_EXERCISE DIRECTIONS_
Check every line of the entries below for the word "content", and copy the ones that have it.

+ + + +

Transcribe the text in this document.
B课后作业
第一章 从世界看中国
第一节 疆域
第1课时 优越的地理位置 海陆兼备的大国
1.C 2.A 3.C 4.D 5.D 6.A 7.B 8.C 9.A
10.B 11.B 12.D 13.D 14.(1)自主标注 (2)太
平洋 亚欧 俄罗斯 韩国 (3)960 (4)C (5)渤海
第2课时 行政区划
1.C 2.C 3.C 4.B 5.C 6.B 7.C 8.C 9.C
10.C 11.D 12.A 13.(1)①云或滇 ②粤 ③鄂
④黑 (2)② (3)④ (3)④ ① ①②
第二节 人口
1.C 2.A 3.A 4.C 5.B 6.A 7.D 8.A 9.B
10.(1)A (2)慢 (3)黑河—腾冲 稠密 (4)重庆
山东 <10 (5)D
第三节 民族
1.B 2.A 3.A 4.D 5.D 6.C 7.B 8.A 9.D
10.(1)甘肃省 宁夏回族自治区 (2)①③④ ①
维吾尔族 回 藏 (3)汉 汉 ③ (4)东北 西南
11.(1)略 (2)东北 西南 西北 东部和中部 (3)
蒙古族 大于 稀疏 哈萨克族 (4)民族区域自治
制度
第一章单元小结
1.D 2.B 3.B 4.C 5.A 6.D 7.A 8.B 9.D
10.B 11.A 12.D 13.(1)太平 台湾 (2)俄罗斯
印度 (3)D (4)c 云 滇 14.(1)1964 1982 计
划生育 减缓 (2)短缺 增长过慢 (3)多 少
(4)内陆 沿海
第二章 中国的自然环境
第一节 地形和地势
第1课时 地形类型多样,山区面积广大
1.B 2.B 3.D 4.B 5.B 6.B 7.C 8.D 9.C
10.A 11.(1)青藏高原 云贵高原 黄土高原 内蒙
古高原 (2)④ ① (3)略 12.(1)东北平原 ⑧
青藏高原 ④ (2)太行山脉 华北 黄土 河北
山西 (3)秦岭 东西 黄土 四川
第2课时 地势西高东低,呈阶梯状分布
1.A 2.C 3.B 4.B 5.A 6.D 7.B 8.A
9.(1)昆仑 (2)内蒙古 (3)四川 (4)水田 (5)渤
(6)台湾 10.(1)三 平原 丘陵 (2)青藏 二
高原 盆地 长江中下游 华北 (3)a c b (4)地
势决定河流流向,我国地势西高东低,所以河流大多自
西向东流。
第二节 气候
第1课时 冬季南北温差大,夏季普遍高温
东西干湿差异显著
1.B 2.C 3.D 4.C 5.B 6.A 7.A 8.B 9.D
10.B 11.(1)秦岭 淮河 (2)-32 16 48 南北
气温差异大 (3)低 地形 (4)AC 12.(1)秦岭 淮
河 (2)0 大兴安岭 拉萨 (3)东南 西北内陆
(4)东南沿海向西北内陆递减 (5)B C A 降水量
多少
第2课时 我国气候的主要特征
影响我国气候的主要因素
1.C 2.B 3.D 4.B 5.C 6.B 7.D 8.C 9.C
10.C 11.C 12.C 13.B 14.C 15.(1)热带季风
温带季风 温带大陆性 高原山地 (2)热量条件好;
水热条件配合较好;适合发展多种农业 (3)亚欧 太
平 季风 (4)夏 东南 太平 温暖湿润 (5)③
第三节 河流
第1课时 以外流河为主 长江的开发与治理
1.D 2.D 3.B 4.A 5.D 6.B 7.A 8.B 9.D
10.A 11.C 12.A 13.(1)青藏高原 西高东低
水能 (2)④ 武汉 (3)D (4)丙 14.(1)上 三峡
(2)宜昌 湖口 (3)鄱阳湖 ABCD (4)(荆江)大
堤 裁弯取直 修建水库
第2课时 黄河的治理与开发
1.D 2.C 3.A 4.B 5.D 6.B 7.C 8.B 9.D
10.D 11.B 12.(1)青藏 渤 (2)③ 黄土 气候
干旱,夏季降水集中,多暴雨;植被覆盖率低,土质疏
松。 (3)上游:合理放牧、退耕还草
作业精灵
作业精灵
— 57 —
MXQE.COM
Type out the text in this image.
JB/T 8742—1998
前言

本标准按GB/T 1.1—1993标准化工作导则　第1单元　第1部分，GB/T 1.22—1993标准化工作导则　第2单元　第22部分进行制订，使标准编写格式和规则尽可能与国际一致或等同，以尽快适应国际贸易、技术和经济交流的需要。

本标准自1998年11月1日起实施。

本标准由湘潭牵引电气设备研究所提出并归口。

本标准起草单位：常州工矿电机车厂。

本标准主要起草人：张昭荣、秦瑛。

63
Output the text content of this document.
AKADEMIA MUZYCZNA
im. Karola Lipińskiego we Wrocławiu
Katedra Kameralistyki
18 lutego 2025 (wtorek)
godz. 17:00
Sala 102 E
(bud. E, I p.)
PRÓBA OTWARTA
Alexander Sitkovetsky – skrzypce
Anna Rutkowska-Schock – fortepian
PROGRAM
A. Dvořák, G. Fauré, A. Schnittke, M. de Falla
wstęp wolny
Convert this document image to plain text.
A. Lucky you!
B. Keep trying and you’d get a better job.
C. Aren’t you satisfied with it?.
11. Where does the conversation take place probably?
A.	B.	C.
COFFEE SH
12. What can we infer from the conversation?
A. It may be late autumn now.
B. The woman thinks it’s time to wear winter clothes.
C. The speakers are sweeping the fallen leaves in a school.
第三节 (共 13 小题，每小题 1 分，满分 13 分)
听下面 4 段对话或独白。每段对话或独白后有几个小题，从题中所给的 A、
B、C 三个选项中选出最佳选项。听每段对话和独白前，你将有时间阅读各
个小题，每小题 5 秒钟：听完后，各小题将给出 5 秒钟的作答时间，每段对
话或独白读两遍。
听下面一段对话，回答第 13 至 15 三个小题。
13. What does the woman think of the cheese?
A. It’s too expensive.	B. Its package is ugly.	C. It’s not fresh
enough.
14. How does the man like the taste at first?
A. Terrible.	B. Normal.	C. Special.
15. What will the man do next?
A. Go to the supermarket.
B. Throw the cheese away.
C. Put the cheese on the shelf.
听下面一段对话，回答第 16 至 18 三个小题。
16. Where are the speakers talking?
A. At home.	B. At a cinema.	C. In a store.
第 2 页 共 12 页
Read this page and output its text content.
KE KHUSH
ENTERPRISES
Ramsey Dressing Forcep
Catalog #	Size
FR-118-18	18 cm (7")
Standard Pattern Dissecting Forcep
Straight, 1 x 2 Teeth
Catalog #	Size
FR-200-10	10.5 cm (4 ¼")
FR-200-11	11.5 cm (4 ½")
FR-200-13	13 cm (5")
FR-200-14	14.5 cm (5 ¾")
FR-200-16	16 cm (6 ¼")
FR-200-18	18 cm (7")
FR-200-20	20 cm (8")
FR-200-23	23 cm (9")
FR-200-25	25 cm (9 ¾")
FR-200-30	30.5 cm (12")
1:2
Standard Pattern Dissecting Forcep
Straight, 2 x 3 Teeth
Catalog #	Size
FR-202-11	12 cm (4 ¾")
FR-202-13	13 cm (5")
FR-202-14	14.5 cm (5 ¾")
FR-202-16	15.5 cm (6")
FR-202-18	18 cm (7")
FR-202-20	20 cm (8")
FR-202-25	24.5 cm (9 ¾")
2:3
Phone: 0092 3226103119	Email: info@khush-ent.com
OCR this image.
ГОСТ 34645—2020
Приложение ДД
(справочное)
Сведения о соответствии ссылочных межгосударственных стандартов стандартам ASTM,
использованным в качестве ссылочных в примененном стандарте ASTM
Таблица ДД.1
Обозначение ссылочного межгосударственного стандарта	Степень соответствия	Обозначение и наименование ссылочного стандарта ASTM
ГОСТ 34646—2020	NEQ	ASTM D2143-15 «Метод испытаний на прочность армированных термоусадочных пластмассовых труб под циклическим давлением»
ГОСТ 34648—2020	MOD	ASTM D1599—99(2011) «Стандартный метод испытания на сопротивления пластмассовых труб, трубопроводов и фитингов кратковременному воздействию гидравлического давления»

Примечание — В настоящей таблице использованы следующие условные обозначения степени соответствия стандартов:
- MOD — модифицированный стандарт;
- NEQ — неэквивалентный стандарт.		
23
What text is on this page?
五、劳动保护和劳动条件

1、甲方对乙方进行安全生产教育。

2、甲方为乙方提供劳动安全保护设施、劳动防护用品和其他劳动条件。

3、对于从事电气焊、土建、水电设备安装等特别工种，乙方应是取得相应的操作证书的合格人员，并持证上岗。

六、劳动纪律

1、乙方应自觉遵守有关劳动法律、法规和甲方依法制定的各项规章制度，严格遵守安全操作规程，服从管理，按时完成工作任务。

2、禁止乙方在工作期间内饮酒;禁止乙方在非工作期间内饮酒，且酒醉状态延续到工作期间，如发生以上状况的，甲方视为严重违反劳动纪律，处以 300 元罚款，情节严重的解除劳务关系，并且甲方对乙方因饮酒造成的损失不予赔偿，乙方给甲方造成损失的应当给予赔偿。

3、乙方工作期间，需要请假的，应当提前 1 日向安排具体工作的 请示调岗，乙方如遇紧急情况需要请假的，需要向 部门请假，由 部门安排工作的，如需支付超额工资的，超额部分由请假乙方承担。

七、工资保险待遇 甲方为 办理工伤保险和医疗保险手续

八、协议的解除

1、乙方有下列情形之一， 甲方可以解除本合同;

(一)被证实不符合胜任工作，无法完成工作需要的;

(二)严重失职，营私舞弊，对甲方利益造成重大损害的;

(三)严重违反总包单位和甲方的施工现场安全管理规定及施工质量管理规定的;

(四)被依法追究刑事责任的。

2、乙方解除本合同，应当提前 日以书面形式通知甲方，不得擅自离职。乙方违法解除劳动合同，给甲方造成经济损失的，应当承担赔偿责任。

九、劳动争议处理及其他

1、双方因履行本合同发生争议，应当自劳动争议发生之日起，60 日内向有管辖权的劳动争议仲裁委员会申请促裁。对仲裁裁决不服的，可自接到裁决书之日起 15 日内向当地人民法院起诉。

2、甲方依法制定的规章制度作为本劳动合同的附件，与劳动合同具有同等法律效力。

+ + + +

_REPLY_
Output the text content of this document.
Read this page and output its text content.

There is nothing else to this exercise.